(Source records)
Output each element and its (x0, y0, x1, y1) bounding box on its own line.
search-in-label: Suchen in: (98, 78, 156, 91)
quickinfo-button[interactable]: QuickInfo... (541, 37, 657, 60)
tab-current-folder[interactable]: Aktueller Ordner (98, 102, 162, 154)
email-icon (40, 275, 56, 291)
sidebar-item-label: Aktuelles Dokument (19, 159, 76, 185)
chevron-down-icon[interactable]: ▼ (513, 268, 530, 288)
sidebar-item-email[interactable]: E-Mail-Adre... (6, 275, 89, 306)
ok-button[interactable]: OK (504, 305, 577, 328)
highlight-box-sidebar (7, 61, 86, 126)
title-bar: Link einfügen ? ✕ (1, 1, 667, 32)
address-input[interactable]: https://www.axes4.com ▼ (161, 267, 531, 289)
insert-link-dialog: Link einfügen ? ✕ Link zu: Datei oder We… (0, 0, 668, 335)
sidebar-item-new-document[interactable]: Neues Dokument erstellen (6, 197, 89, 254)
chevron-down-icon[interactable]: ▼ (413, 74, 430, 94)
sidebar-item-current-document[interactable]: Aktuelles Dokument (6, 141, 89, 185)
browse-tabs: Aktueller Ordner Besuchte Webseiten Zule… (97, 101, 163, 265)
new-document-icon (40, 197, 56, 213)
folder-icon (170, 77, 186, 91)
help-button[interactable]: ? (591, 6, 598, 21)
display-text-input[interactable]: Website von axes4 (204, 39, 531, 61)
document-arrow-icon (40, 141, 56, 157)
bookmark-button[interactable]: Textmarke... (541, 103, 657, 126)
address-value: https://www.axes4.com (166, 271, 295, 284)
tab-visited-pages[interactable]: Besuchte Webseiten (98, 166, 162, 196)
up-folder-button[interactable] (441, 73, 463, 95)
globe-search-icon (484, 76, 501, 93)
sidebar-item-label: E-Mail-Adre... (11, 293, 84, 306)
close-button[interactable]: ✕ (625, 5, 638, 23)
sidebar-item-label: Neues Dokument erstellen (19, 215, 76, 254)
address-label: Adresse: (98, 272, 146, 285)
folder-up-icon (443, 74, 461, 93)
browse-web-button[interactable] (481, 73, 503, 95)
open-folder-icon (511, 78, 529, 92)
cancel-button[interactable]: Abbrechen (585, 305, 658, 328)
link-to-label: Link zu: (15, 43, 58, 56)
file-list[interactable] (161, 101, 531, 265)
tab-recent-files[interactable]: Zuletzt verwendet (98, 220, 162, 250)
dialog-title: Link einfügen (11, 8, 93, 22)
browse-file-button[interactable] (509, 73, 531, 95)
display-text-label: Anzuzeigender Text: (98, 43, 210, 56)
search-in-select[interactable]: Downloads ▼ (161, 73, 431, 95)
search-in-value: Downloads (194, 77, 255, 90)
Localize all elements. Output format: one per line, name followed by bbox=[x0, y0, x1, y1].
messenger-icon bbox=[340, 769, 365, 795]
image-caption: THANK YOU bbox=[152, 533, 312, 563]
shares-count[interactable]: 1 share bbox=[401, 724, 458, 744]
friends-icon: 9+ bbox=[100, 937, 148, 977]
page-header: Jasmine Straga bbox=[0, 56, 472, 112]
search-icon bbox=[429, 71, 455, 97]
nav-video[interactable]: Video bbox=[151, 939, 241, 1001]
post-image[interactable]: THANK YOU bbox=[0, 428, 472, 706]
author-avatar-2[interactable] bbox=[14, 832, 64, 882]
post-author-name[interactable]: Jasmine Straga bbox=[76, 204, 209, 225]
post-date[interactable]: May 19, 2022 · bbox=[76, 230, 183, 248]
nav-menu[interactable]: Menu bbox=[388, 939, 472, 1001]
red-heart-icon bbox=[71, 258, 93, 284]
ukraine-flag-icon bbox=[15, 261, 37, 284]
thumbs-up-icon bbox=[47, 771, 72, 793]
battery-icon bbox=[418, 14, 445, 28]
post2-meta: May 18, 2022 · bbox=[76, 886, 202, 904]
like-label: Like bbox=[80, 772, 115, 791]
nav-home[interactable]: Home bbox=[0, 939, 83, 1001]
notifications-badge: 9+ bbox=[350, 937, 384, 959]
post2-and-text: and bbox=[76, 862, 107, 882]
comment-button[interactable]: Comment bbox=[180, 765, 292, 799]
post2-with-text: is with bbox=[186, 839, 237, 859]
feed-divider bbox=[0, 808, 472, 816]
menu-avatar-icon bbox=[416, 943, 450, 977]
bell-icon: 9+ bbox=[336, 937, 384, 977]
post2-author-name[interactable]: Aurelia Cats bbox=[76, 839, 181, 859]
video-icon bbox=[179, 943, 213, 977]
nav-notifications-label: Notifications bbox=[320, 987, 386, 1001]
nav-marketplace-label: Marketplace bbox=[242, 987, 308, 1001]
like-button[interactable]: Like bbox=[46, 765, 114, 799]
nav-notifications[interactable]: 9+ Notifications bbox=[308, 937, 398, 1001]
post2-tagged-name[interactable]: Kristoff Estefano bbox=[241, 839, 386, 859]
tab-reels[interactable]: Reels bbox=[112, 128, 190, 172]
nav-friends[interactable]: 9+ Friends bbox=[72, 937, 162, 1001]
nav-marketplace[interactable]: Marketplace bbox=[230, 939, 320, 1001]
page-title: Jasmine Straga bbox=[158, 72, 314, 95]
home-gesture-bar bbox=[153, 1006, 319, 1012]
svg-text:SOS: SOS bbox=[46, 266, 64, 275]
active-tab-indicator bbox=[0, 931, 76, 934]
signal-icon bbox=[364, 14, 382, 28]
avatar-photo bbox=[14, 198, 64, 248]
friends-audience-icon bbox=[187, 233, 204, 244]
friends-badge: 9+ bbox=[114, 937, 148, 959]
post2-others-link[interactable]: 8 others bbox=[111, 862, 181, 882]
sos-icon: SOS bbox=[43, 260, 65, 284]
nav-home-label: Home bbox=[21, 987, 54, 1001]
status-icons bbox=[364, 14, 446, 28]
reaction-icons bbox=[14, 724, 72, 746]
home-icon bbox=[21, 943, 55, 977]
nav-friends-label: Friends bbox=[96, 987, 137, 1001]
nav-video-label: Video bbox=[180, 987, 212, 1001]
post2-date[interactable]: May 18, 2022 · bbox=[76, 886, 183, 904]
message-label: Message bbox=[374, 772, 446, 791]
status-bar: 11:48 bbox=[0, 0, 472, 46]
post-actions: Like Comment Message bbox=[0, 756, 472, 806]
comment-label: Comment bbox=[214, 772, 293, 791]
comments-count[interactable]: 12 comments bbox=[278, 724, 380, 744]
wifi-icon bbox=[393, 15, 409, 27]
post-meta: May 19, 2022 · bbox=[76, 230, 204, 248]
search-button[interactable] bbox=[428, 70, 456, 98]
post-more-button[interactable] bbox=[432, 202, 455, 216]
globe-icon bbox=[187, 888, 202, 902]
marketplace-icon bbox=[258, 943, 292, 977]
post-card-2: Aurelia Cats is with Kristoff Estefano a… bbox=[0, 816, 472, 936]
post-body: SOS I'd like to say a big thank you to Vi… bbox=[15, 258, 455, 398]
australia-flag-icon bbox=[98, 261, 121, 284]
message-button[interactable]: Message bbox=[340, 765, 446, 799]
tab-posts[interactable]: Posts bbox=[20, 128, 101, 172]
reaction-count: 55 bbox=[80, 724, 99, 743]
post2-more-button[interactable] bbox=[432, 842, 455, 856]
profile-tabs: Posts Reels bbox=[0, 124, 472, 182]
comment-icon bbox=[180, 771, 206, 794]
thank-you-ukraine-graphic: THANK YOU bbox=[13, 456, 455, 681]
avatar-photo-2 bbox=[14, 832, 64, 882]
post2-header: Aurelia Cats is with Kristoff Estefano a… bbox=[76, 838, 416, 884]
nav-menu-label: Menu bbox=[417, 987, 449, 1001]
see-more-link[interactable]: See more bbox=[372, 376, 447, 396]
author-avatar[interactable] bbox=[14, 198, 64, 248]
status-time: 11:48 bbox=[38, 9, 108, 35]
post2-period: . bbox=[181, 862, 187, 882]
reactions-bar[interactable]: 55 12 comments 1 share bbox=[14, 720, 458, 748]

▸ EXERCISE AIM: Write out the items word for word, from the very first line down to and including the line that contains "globe-search-icon (484, 76, 501, 93)".

▸ EXERCISE RESULT:
Output each element and its (x0, y0, x1, y1) bounding box on its own line.
search-in-label: Suchen in: (98, 78, 156, 91)
quickinfo-button[interactable]: QuickInfo... (541, 37, 657, 60)
tab-current-folder[interactable]: Aktueller Ordner (98, 102, 162, 154)
email-icon (40, 275, 56, 291)
sidebar-item-label: Aktuelles Dokument (19, 159, 76, 185)
chevron-down-icon[interactable]: ▼ (513, 268, 530, 288)
sidebar-item-email[interactable]: E-Mail-Adre... (6, 275, 89, 306)
ok-button[interactable]: OK (504, 305, 577, 328)
highlight-box-sidebar (7, 61, 86, 126)
title-bar: Link einfügen ? ✕ (1, 1, 667, 32)
address-input[interactable]: https://www.axes4.com ▼ (161, 267, 531, 289)
insert-link-dialog: Link einfügen ? ✕ Link zu: Datei oder We… (0, 0, 668, 335)
sidebar-item-new-document[interactable]: Neues Dokument erstellen (6, 197, 89, 254)
chevron-down-icon[interactable]: ▼ (413, 74, 430, 94)
sidebar-item-current-document[interactable]: Aktuelles Dokument (6, 141, 89, 185)
browse-tabs: Aktueller Ordner Besuchte Webseiten Zule… (97, 101, 163, 265)
new-document-icon (40, 197, 56, 213)
folder-icon (170, 77, 186, 91)
help-button[interactable]: ? (591, 6, 598, 21)
display-text-input[interactable]: Website von axes4 (204, 39, 531, 61)
document-arrow-icon (40, 141, 56, 157)
bookmark-button[interactable]: Textmarke... (541, 103, 657, 126)
address-value: https://www.axes4.com (166, 271, 295, 284)
tab-visited-pages[interactable]: Besuchte Webseiten (98, 166, 162, 196)
up-folder-button[interactable] (441, 73, 463, 95)
globe-search-icon (484, 76, 501, 93)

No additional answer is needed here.